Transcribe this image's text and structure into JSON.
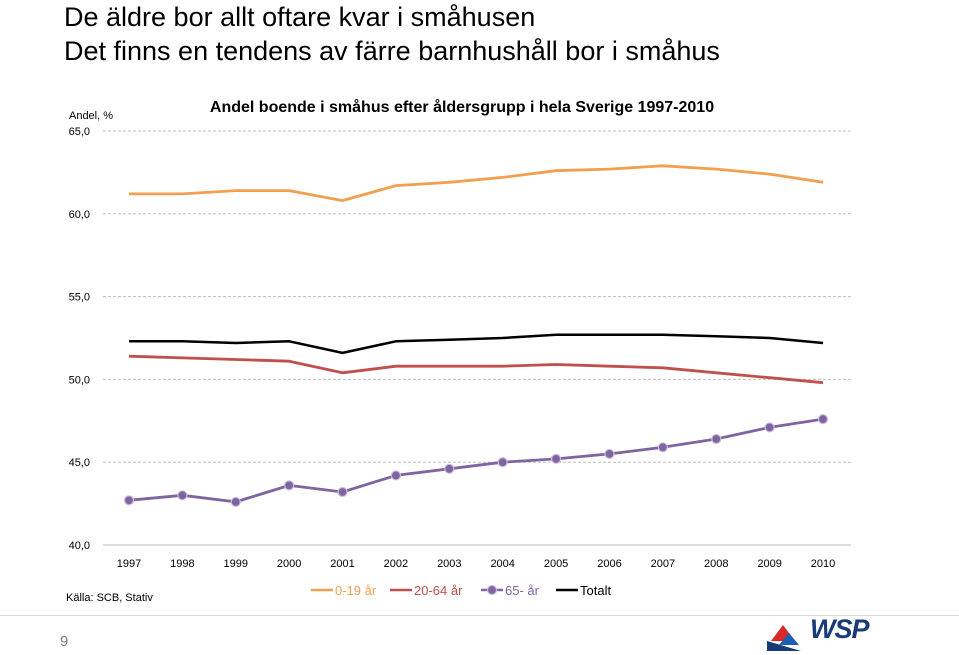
{
  "slide": {
    "title_line1": "De äldre bor allt oftare kvar i småhusen",
    "title_line2": "Det finns en tendens av färre barnhushåll bor i småhus",
    "source": "Källa: SCB, Stativ",
    "page_number": "9",
    "logo_text": "WSP"
  },
  "chart_data": {
    "type": "line",
    "title": "Andel boende i småhus efter åldersgrupp i hela Sverige 1997-2010",
    "ylabel": "Andel, %",
    "xlabel": "",
    "categories": [
      "1997",
      "1998",
      "1999",
      "2000",
      "2001",
      "2002",
      "2003",
      "2004",
      "2005",
      "2006",
      "2007",
      "2008",
      "2009",
      "2010"
    ],
    "ylim": [
      40,
      65
    ],
    "yticks": [
      "40,0",
      "45,0",
      "50,0",
      "55,0",
      "60,0",
      "65,0"
    ],
    "ytick_values": [
      40,
      45,
      50,
      55,
      60,
      65
    ],
    "grid": true,
    "legend": "bottom",
    "series": [
      {
        "name": "0-19 år",
        "color": "#f0a050",
        "marker": false,
        "values": [
          61.2,
          61.2,
          61.4,
          61.4,
          60.8,
          61.7,
          61.9,
          62.2,
          62.6,
          62.7,
          62.9,
          62.7,
          62.4,
          61.9
        ]
      },
      {
        "name": "20-64 år",
        "color": "#c0504d",
        "marker": false,
        "values": [
          51.4,
          51.3,
          51.2,
          51.1,
          50.4,
          50.8,
          50.8,
          50.8,
          50.9,
          50.8,
          50.7,
          50.4,
          50.1,
          49.8
        ]
      },
      {
        "name": "65- år",
        "color": "#8064a2",
        "marker": true,
        "values": [
          42.7,
          43.0,
          42.6,
          43.6,
          43.2,
          44.2,
          44.6,
          45.0,
          45.2,
          45.5,
          45.9,
          46.4,
          47.1,
          47.6
        ]
      },
      {
        "name": "Totalt",
        "color": "#000000",
        "marker": false,
        "values": [
          52.3,
          52.3,
          52.2,
          52.3,
          51.6,
          52.3,
          52.4,
          52.5,
          52.7,
          52.7,
          52.7,
          52.6,
          52.5,
          52.2
        ]
      }
    ]
  }
}
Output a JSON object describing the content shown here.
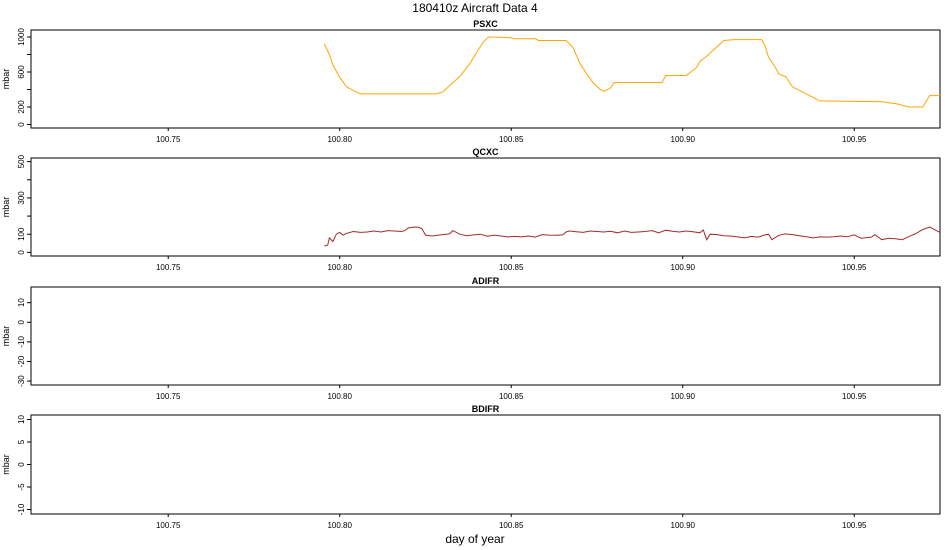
{
  "title": "180410z   Aircraft Data 4",
  "xlabel": "day of year",
  "colors": {
    "psxc": "#ffa500",
    "qcxc": "#a52a2a",
    "axis": "#000000"
  },
  "chart_data": [
    {
      "type": "line",
      "title": "PSXC",
      "ylabel": "mbar",
      "xlim": [
        100.71,
        100.975
      ],
      "ylim": [
        -40,
        1080
      ],
      "xticks": [
        "100.75",
        "100.80",
        "100.85",
        "100.90",
        "100.95"
      ],
      "yticks": [
        0,
        200,
        600,
        1000
      ],
      "ytick_labels": [
        "0",
        "200",
        "600",
        "1000"
      ],
      "series": [
        {
          "color": "#ffa500",
          "x": [
            100.7955,
            100.797,
            100.798,
            100.8,
            100.802,
            100.804,
            100.806,
            100.815,
            100.828,
            100.83,
            100.835,
            100.838,
            100.84,
            100.842,
            100.8435,
            100.845,
            100.85,
            100.851,
            100.857,
            100.858,
            100.866,
            100.868,
            100.87,
            100.872,
            100.874,
            100.876,
            100.877,
            100.879,
            100.88,
            100.894,
            100.895,
            100.901,
            100.902,
            100.904,
            100.905,
            100.907,
            100.912,
            100.915,
            100.923,
            100.924,
            100.925,
            100.927,
            100.928,
            100.929,
            100.93,
            100.932,
            100.94,
            100.958,
            100.962,
            100.966,
            100.97,
            100.972,
            100.975
          ],
          "y": [
            920,
            800,
            680,
            540,
            430,
            390,
            350,
            350,
            350,
            370,
            550,
            700,
            830,
            950,
            1000,
            1000,
            990,
            980,
            980,
            960,
            960,
            880,
            700,
            580,
            470,
            400,
            380,
            420,
            480,
            480,
            560,
            560,
            590,
            650,
            720,
            780,
            960,
            970,
            970,
            900,
            770,
            650,
            580,
            560,
            550,
            430,
            270,
            260,
            240,
            200,
            200,
            330,
            330
          ]
        }
      ]
    },
    {
      "type": "line",
      "title": "QCXC",
      "ylabel": "mbar",
      "xlim": [
        100.71,
        100.975
      ],
      "ylim": [
        -20,
        520
      ],
      "xticks": [
        "100.75",
        "100.80",
        "100.85",
        "100.90",
        "100.95"
      ],
      "yticks": [
        0,
        100,
        300,
        500
      ],
      "ytick_labels": [
        "0",
        "100",
        "300",
        "500"
      ],
      "series": [
        {
          "color": "#a52a2a",
          "x": [
            100.7955,
            100.7965,
            100.797,
            100.798,
            100.799,
            100.8,
            100.801,
            100.802,
            100.804,
            100.806,
            100.808,
            100.81,
            100.812,
            100.814,
            100.816,
            100.818,
            100.819,
            100.82,
            100.822,
            100.823,
            100.824,
            100.825,
            100.827,
            100.828,
            100.83,
            100.832,
            100.833,
            100.835,
            100.837,
            100.839,
            100.841,
            100.843,
            100.845,
            100.847,
            100.849,
            100.851,
            100.853,
            100.855,
            100.857,
            100.859,
            100.861,
            100.863,
            100.865,
            100.866,
            100.867,
            100.869,
            100.871,
            100.873,
            100.875,
            100.877,
            100.879,
            100.881,
            100.883,
            100.885,
            100.887,
            100.889,
            100.891,
            100.893,
            100.895,
            100.897,
            100.899,
            100.901,
            100.903,
            100.905,
            100.906,
            100.907,
            100.908,
            100.91,
            100.912,
            100.914,
            100.916,
            100.918,
            100.92,
            100.922,
            100.924,
            100.925,
            100.926,
            100.928,
            100.93,
            100.932,
            100.934,
            100.936,
            100.938,
            100.94,
            100.942,
            100.944,
            100.946,
            100.948,
            100.95,
            100.952,
            100.954,
            100.955,
            100.956,
            100.958,
            100.96,
            100.962,
            100.964,
            100.966,
            100.968,
            100.97,
            100.972,
            100.973,
            100.975
          ],
          "y": [
            35,
            40,
            80,
            60,
            100,
            110,
            95,
            105,
            115,
            110,
            112,
            118,
            112,
            120,
            118,
            115,
            120,
            135,
            140,
            138,
            130,
            95,
            90,
            93,
            98,
            102,
            120,
            100,
            92,
            96,
            100,
            89,
            95,
            90,
            85,
            88,
            85,
            90,
            84,
            98,
            95,
            94,
            96,
            112,
            118,
            114,
            110,
            118,
            115,
            112,
            116,
            108,
            118,
            110,
            112,
            115,
            120,
            108,
            122,
            116,
            112,
            118,
            114,
            108,
            123,
            70,
            100,
            98,
            92,
            90,
            85,
            80,
            88,
            84,
            96,
            100,
            70,
            94,
            102,
            98,
            92,
            86,
            80,
            85,
            84,
            86,
            90,
            86,
            96,
            78,
            82,
            84,
            98,
            70,
            78,
            75,
            70,
            88,
            104,
            126,
            140,
            130,
            110
          ]
        }
      ]
    },
    {
      "type": "line",
      "title": "ADIFR",
      "ylabel": "mbar",
      "xlim": [
        100.71,
        100.975
      ],
      "ylim": [
        -32,
        18
      ],
      "xticks": [
        "100.75",
        "100.80",
        "100.85",
        "100.90",
        "100.95"
      ],
      "yticks": [
        10,
        0,
        -10,
        -20,
        -30
      ],
      "ytick_labels": [
        "10",
        "0",
        "-10",
        "-20",
        "-30"
      ],
      "series": []
    },
    {
      "type": "line",
      "title": "BDIFR",
      "ylabel": "mbar",
      "xlim": [
        100.71,
        100.975
      ],
      "ylim": [
        -11,
        11
      ],
      "xticks": [
        "100.75",
        "100.80",
        "100.85",
        "100.90",
        "100.95"
      ],
      "yticks": [
        10,
        5,
        0,
        -5,
        -10
      ],
      "ytick_labels": [
        "10",
        "5",
        "0",
        "-5",
        "-10"
      ],
      "series": []
    }
  ]
}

_PROBLEM DESCRIPTION_. State how many lines above include the word "Andel", and nothing more.

_CORRECT ANSWER_. 2